Give the number of lines in the listing that hold the word "JSON". Write nothing but that number.

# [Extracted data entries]
^^^^

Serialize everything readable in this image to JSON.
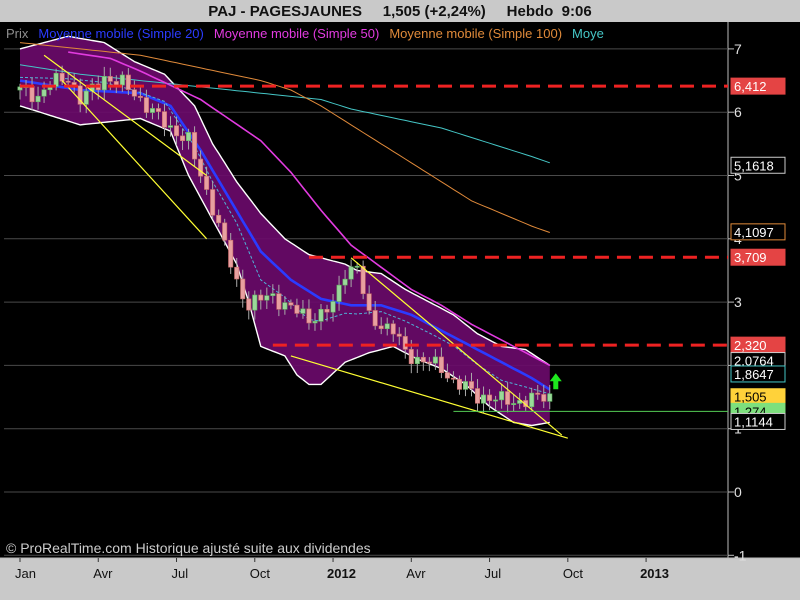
{
  "header": {
    "symbol": "PAJ - PAGESJAUNES",
    "quote": "1,505 (+2,24%)",
    "period": "Hebdo",
    "time": "9:06"
  },
  "legend": [
    {
      "label": "Prix",
      "color": "#8f8f8f"
    },
    {
      "label": "Moyenne mobile (Simple 20)",
      "color": "#2b3bff"
    },
    {
      "label": "Moyenne mobile (Simple 50)",
      "color": "#e23be0"
    },
    {
      "label": "Moyenne mobile (Simple 100)",
      "color": "#e08a3a"
    },
    {
      "label": "Moye",
      "color": "#45c6c6"
    }
  ],
  "copyright": "© ProRealTime.com Historique ajusté suite aux dividendes",
  "chart_data": {
    "type": "candlestick",
    "y_ticks": [
      7,
      6,
      5,
      4,
      3,
      2,
      1,
      0,
      -1
    ],
    "ylim": [
      -1.9,
      7.6
    ],
    "x_ticks": [
      {
        "label": "Jan",
        "week": 0
      },
      {
        "label": "Avr",
        "week": 13
      },
      {
        "label": "Jul",
        "week": 26
      },
      {
        "label": "Oct",
        "week": 39
      },
      {
        "label": "2012",
        "week": 52
      },
      {
        "label": "Avr",
        "week": 65
      },
      {
        "label": "Jul",
        "week": 78
      },
      {
        "label": "Oct",
        "week": 91
      },
      {
        "label": "2013",
        "week": 104
      }
    ],
    "close_anchors": [
      [
        0,
        6.35
      ],
      [
        3,
        6.25
      ],
      [
        5,
        6.45
      ],
      [
        8,
        6.55
      ],
      [
        10,
        6.2
      ],
      [
        12,
        6.35
      ],
      [
        14,
        6.55
      ],
      [
        17,
        6.45
      ],
      [
        19,
        6.3
      ],
      [
        22,
        6.0
      ],
      [
        25,
        5.75
      ],
      [
        28,
        5.55
      ],
      [
        30,
        5.0
      ],
      [
        32,
        4.5
      ],
      [
        34,
        3.9
      ],
      [
        36,
        3.3
      ],
      [
        38,
        2.95
      ],
      [
        40,
        3.05
      ],
      [
        42,
        3.1
      ],
      [
        44,
        2.95
      ],
      [
        46,
        2.85
      ],
      [
        48,
        2.75
      ],
      [
        50,
        2.8
      ],
      [
        52,
        2.95
      ],
      [
        54,
        3.5
      ],
      [
        56,
        3.55
      ],
      [
        58,
        2.75
      ],
      [
        60,
        2.65
      ],
      [
        62,
        2.55
      ],
      [
        64,
        2.2
      ],
      [
        66,
        2.1
      ],
      [
        68,
        2.05
      ],
      [
        70,
        1.95
      ],
      [
        72,
        1.75
      ],
      [
        74,
        1.65
      ],
      [
        76,
        1.5
      ],
      [
        78,
        1.5
      ],
      [
        80,
        1.45
      ],
      [
        82,
        1.42
      ],
      [
        84,
        1.45
      ],
      [
        87,
        1.5
      ],
      [
        88,
        1.505
      ]
    ],
    "ma20_anchors": [
      [
        0,
        6.5
      ],
      [
        10,
        6.35
      ],
      [
        20,
        6.3
      ],
      [
        25,
        6.1
      ],
      [
        30,
        5.4
      ],
      [
        35,
        4.6
      ],
      [
        40,
        3.8
      ],
      [
        45,
        3.35
      ],
      [
        50,
        3.05
      ],
      [
        55,
        2.95
      ],
      [
        60,
        2.95
      ],
      [
        65,
        2.8
      ],
      [
        70,
        2.55
      ],
      [
        75,
        2.3
      ],
      [
        80,
        2.05
      ],
      [
        85,
        1.8
      ],
      [
        88,
        1.62
      ]
    ],
    "ma50_anchors": [
      [
        8,
        6.95
      ],
      [
        15,
        6.85
      ],
      [
        20,
        6.65
      ],
      [
        30,
        6.2
      ],
      [
        40,
        5.55
      ],
      [
        45,
        5.05
      ],
      [
        50,
        4.45
      ],
      [
        55,
        3.9
      ],
      [
        60,
        3.55
      ],
      [
        65,
        3.2
      ],
      [
        70,
        2.95
      ],
      [
        75,
        2.65
      ],
      [
        80,
        2.4
      ],
      [
        85,
        2.15
      ],
      [
        88,
        2.0
      ]
    ],
    "ma100_anchors": [
      [
        0,
        7.1
      ],
      [
        10,
        7.0
      ],
      [
        20,
        6.9
      ],
      [
        30,
        6.7
      ],
      [
        40,
        6.5
      ],
      [
        45,
        6.35
      ],
      [
        50,
        6.1
      ],
      [
        55,
        5.8
      ],
      [
        60,
        5.5
      ],
      [
        65,
        5.2
      ],
      [
        70,
        4.9
      ],
      [
        75,
        4.6
      ],
      [
        80,
        4.4
      ],
      [
        85,
        4.2
      ],
      [
        88,
        4.1
      ]
    ],
    "ma200_anchors": [
      [
        0,
        6.75
      ],
      [
        10,
        6.6
      ],
      [
        20,
        6.5
      ],
      [
        30,
        6.4
      ],
      [
        40,
        6.3
      ],
      [
        50,
        6.2
      ],
      [
        55,
        6.05
      ],
      [
        60,
        5.95
      ],
      [
        65,
        5.85
      ],
      [
        70,
        5.75
      ],
      [
        75,
        5.6
      ],
      [
        80,
        5.45
      ],
      [
        85,
        5.3
      ],
      [
        88,
        5.2
      ]
    ],
    "bollinger_upper": [
      [
        0,
        7.0
      ],
      [
        8,
        7.2
      ],
      [
        14,
        7.1
      ],
      [
        19,
        6.8
      ],
      [
        24,
        6.6
      ],
      [
        29,
        6.1
      ],
      [
        32,
        5.5
      ],
      [
        36,
        4.9
      ],
      [
        40,
        4.4
      ],
      [
        44,
        4.0
      ],
      [
        48,
        3.75
      ],
      [
        50,
        3.7
      ],
      [
        54,
        3.6
      ],
      [
        56,
        3.5
      ],
      [
        60,
        3.45
      ],
      [
        64,
        3.2
      ],
      [
        68,
        3.0
      ],
      [
        72,
        2.8
      ],
      [
        76,
        2.5
      ],
      [
        80,
        2.3
      ],
      [
        84,
        2.25
      ],
      [
        88,
        2.0
      ]
    ],
    "bollinger_lower": [
      [
        0,
        6.1
      ],
      [
        5,
        5.95
      ],
      [
        10,
        5.8
      ],
      [
        15,
        5.85
      ],
      [
        20,
        5.9
      ],
      [
        25,
        5.7
      ],
      [
        28,
        5.0
      ],
      [
        32,
        4.3
      ],
      [
        36,
        3.6
      ],
      [
        38,
        3.0
      ],
      [
        40,
        2.3
      ],
      [
        44,
        2.15
      ],
      [
        46,
        1.85
      ],
      [
        48,
        1.7
      ],
      [
        50,
        1.7
      ],
      [
        54,
        2.05
      ],
      [
        58,
        2.2
      ],
      [
        62,
        2.3
      ],
      [
        66,
        2.1
      ],
      [
        70,
        1.95
      ],
      [
        74,
        1.7
      ],
      [
        78,
        1.35
      ],
      [
        82,
        1.1
      ],
      [
        85,
        1.05
      ],
      [
        88,
        1.1
      ]
    ],
    "support_resistance": [
      {
        "y": 6.412,
        "x_from": 0
      },
      {
        "y": 3.709,
        "x_from": 48
      },
      {
        "y": 2.32,
        "x_from": 42
      }
    ],
    "trendlines": [
      [
        [
          4,
          6.9
        ],
        [
          31,
          5.0
        ]
      ],
      [
        [
          7,
          6.5
        ],
        [
          31,
          4.0
        ]
      ],
      [
        [
          55,
          3.7
        ],
        [
          90,
          0.9
        ]
      ],
      [
        [
          45,
          2.15
        ],
        [
          91,
          0.85
        ]
      ]
    ],
    "horizontal_1274": {
      "y": 1.274,
      "x_from": 72
    },
    "price_labels": [
      {
        "text": "6,412",
        "y": 6.412,
        "box": "#e44444",
        "color": "#fff",
        "fill": true
      },
      {
        "text": "5,1618",
        "y": 5.1618,
        "box": "#cccccc",
        "color": "#fff",
        "fill": false
      },
      {
        "text": "4,1097",
        "y": 4.1097,
        "box": "#e08a3a",
        "color": "#fff",
        "fill": false
      },
      {
        "text": "3,709",
        "y": 3.709,
        "box": "#e44444",
        "color": "#fff",
        "fill": true
      },
      {
        "text": "2,320",
        "y": 2.32,
        "box": "#e44444",
        "color": "#fff",
        "fill": true
      },
      {
        "text": "2,0764",
        "y": 2.0764,
        "box": "#cccccc",
        "color": "#fff",
        "fill": false
      },
      {
        "text": "1,8647",
        "y": 1.8647,
        "box": "#45c6c6",
        "color": "#fff",
        "fill": false
      },
      {
        "text": "1,505",
        "y": 1.505,
        "box": "#ffd23a",
        "color": "#000",
        "fill": true
      },
      {
        "text": "1,274",
        "y": 1.274,
        "box": "#7de07d",
        "color": "#000",
        "fill": true
      },
      {
        "text": "1,1144",
        "y": 1.1144,
        "box": "#cccccc",
        "color": "#fff",
        "fill": false
      }
    ],
    "signal_arrow": {
      "week": 89,
      "y": 1.75,
      "color": "#1ee81e"
    }
  }
}
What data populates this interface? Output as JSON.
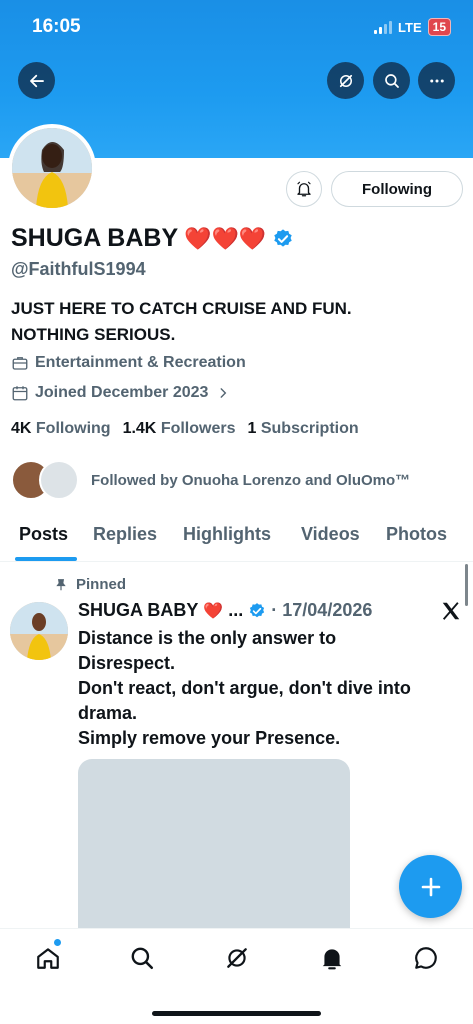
{
  "status_bar": {
    "time": "16:05",
    "network": "LTE",
    "battery": "15"
  },
  "profile": {
    "name": "SHUGA BABY",
    "name_emoji": "❤️❤️❤️",
    "handle": "@FaithfulS1994",
    "bio_line1": "JUST HERE TO CATCH CRUISE AND FUN.",
    "bio_line2": "NOTHING SERIOUS.",
    "category": "Entertainment & Recreation",
    "joined": "Joined December 2023",
    "following_count": "4K",
    "following_label": "Following",
    "followers_count": "1.4K",
    "followers_label": "Followers",
    "subscription_count": "1",
    "subscription_label": "Subscription",
    "followed_by": "Followed by Onuoha Lorenzo and OluOmo™",
    "follow_button": "Following"
  },
  "tabs": [
    "Posts",
    "Replies",
    "Highlights",
    "Videos",
    "Photos"
  ],
  "post": {
    "pinned_label": "Pinned",
    "author": "SHUGA BABY",
    "author_emoji": "❤️",
    "ellipsis": "...",
    "date": "· 17/04/2026",
    "text_line1": "Distance is the only answer to",
    "text_line2": "Disrespect.",
    "text_line3": "Don't react, don't argue, don't dive into",
    "text_line4": "drama.",
    "text_line5": "Simply remove your Presence."
  },
  "icons": {
    "back": "back-arrow-icon",
    "grok": "grok-icon",
    "search": "search-icon",
    "more": "more-icon",
    "bell": "notification-bell-icon",
    "briefcase": "briefcase-icon",
    "calendar": "calendar-icon",
    "pin": "pin-icon",
    "verified": "verified-badge-icon",
    "x": "x-logo-icon",
    "compose": "plus-icon",
    "nav": [
      "home-icon",
      "search-icon",
      "grok-icon",
      "notification-bell-icon",
      "messages-icon"
    ]
  },
  "colors": {
    "accent": "#1d9bf0",
    "text": "#0f1419",
    "muted": "#536471"
  }
}
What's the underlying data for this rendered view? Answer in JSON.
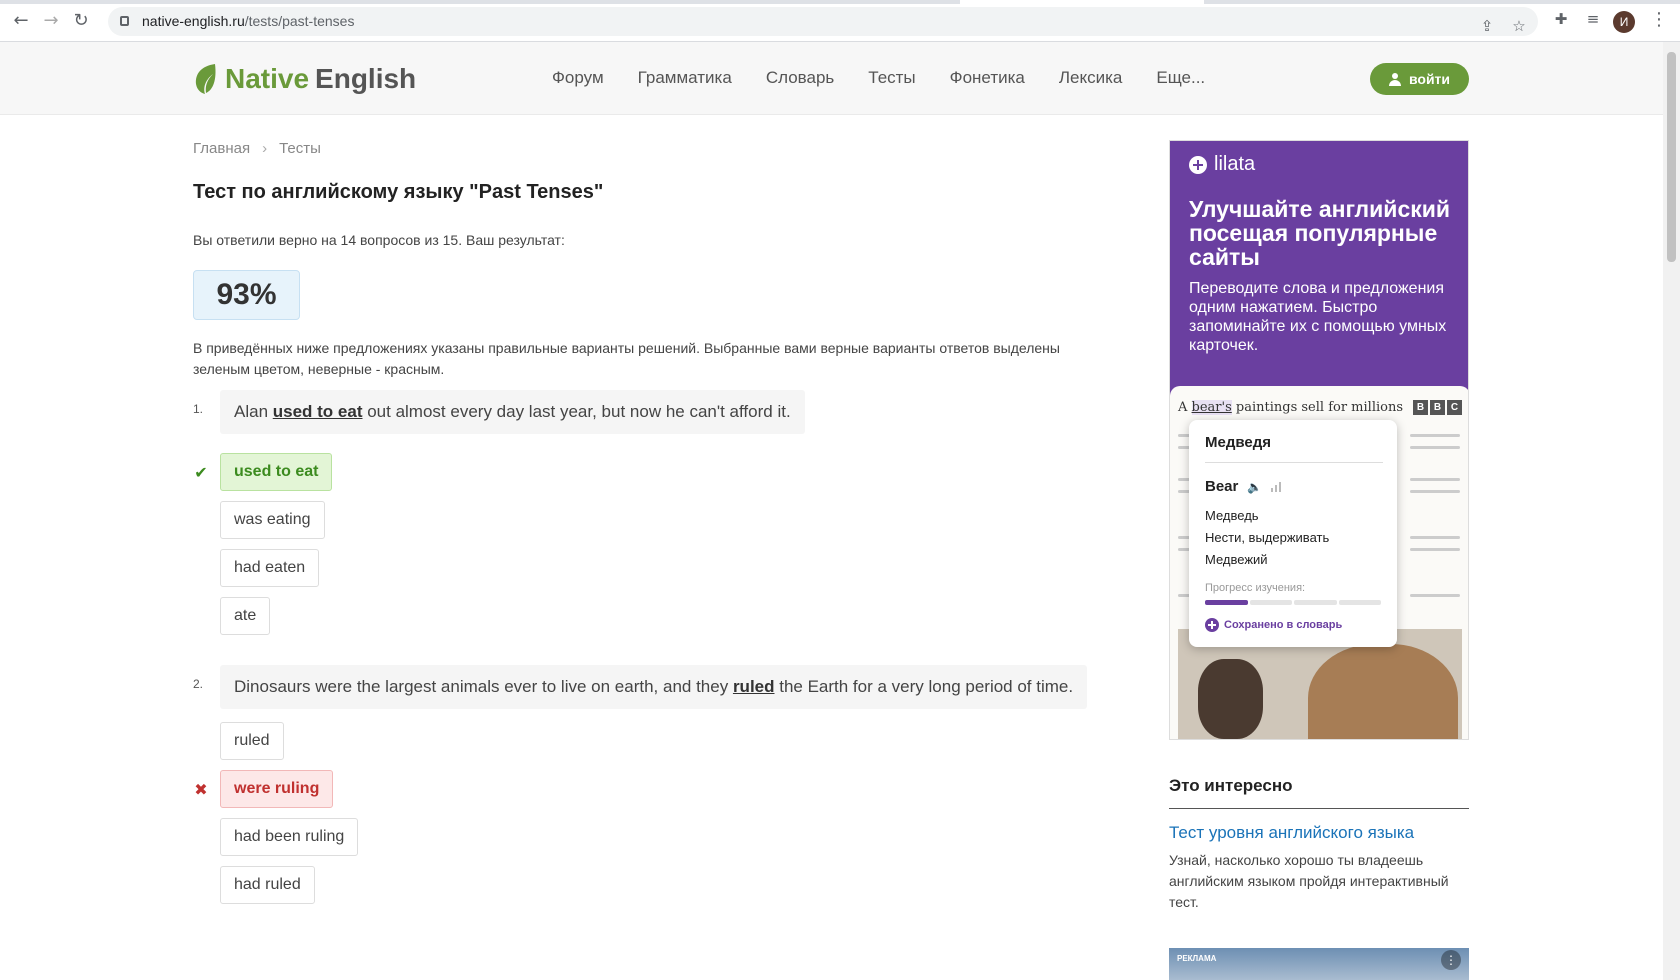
{
  "browser": {
    "url_domain": "native-english.ru",
    "url_path": "/tests/past-tenses",
    "profile_initial": "И"
  },
  "header": {
    "logo_native": "Native",
    "logo_english": "English",
    "nav": [
      "Форум",
      "Грамматика",
      "Словарь",
      "Тесты",
      "Фонетика",
      "Лексика",
      "Еще..."
    ],
    "login_label": "войти",
    "brand_color": "#6a9a3a"
  },
  "breadcrumb": {
    "home": "Главная",
    "current": "Тесты"
  },
  "page": {
    "title": "Тест по английскому языку \"Past Tenses\"",
    "result_text": "Вы ответили верно на 14 вопросов из 15. Ваш результат:",
    "score": "93%",
    "explanation": "В приведённых ниже предложениях указаны правильные варианты решений. Выбранные вами верные варианты ответов выделены зеленым цветом, неверные - красным."
  },
  "questions": [
    {
      "number": "1.",
      "before": "Alan ",
      "answer": "used to eat",
      "after": " out almost every day last year, but now he can't afford it.",
      "options": [
        {
          "label": "used to eat",
          "state": "correct"
        },
        {
          "label": "was eating",
          "state": "none"
        },
        {
          "label": "had eaten",
          "state": "none"
        },
        {
          "label": "ate",
          "state": "none"
        }
      ]
    },
    {
      "number": "2.",
      "before": "Dinosaurs were the largest animals ever to live on earth, and they ",
      "answer": "ruled",
      "after": " the Earth for a very long period of time.",
      "options": [
        {
          "label": "ruled",
          "state": "none"
        },
        {
          "label": "were ruling",
          "state": "wrong"
        },
        {
          "label": "had been ruling",
          "state": "none"
        },
        {
          "label": "had ruled",
          "state": "none"
        }
      ]
    }
  ],
  "ad": {
    "brand": "lilata",
    "headline": "Улучшайте английский посещая популярные сайты",
    "sub": "Переводите слова и предложения одним нажатием. Быстро запоминайте их с помощью умных карточек.",
    "paper_title_pre": "A ",
    "paper_title_hl": "bear's",
    "paper_title_post": " paintings sell for millions",
    "bbc": [
      "B",
      "B",
      "C"
    ],
    "popup": {
      "title": "Медведя",
      "word": "Bear",
      "translations": [
        "Медведь",
        "Нести, выдерживать",
        "Медвежий"
      ],
      "progress_label": "Прогресс изучения:",
      "progress_fraction": 0.25,
      "saved": "Сохранено в словарь"
    },
    "accent": "#6a3fa0"
  },
  "interesting": {
    "heading": "Это интересно",
    "link": "Тест уровня английского языка",
    "description": "Узнай, насколько хорошо ты владеешь английским языком пройдя интерактивный тест."
  },
  "ad2": {
    "label": "РЕКЛАМА"
  }
}
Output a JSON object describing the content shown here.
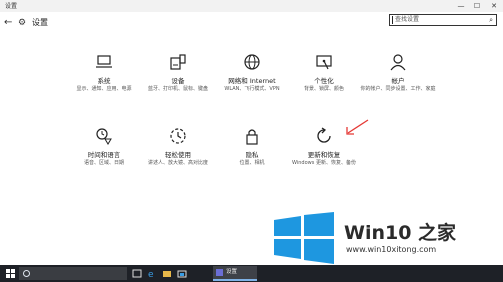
{
  "window": {
    "title": "设置",
    "controls": {
      "minimize": "—",
      "maximize": "☐",
      "close": "✕"
    }
  },
  "header": {
    "title": "设置",
    "back": "←"
  },
  "search": {
    "placeholder": "查找设置"
  },
  "tiles": [
    {
      "name": "系统",
      "desc": "显示、通知、应用、电源"
    },
    {
      "name": "设备",
      "desc": "蓝牙、打印机、鼠标、键盘"
    },
    {
      "name": "网络和 Internet",
      "desc": "WLAN、飞行模式、VPN"
    },
    {
      "name": "个性化",
      "desc": "背景、锁屏、颜色"
    },
    {
      "name": "帐户",
      "desc": "你的帐户、同步设置、工作、家庭"
    },
    {
      "name": "时间和语言",
      "desc": "语音、区域、日期"
    },
    {
      "name": "轻松使用",
      "desc": "讲述人、放大镜、高对比度"
    },
    {
      "name": "隐私",
      "desc": "位置、相机"
    },
    {
      "name": "更新和恢复",
      "desc": "Windows 更新、恢复、备份"
    }
  ],
  "brand": {
    "text": "Win10 之家",
    "url": "www.win10xitong.com"
  },
  "taskbar": {
    "app_label": "设置"
  },
  "colors": {
    "logo_blue": "#1e97e0",
    "arrow_red": "#e53935",
    "taskbar": "#1e2127"
  }
}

^^^^

# [Correct result]
4